## start Extracted entries

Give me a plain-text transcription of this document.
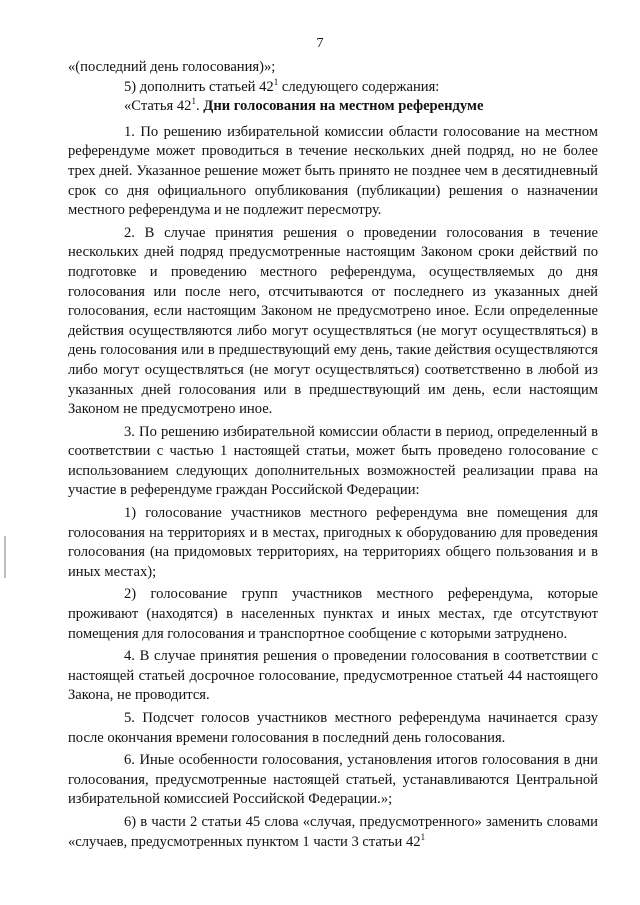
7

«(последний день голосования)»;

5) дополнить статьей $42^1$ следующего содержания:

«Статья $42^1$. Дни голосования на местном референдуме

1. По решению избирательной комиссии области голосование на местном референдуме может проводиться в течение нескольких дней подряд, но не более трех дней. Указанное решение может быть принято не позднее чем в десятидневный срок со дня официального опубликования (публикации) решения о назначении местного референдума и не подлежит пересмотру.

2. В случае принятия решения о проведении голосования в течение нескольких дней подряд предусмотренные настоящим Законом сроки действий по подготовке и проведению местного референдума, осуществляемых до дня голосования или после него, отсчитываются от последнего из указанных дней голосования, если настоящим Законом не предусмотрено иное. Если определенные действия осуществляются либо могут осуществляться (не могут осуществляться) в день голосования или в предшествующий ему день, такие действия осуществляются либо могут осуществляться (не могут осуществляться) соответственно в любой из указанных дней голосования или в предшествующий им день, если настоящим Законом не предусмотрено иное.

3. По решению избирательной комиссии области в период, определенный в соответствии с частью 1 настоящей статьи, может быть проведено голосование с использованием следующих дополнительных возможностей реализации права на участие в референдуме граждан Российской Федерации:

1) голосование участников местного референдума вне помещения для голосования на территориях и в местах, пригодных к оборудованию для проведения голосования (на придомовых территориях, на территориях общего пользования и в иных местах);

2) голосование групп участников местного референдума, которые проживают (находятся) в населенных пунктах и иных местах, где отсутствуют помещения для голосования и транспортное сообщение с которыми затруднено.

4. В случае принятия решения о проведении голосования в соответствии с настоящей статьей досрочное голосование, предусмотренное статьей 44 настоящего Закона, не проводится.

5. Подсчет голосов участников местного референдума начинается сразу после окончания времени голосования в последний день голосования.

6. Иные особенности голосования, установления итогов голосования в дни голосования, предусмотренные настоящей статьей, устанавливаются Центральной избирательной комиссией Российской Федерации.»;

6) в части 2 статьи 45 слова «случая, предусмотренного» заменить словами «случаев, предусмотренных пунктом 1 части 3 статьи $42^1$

## end Extracted entries

- Stated exercise
For each line of the listing that holds the word "участников", show that line.

- Correct response
1) голосование участников местного референдума вне помещения для голосования на территориях и в местах, пригодных к оборудованию для проведения голосования (на придомовых территориях, на территориях общего пользования и в иных местах);
2) голосование групп участников местного референдума, которые проживают (находятся) в населенных пунктах и иных местах, где отсутствуют помещения для голосования и транспортное сообщение с которыми затруднено.
5. Подсчет голосов участников местного референдума начинается сразу после окончания времени голосования в последний день голосования.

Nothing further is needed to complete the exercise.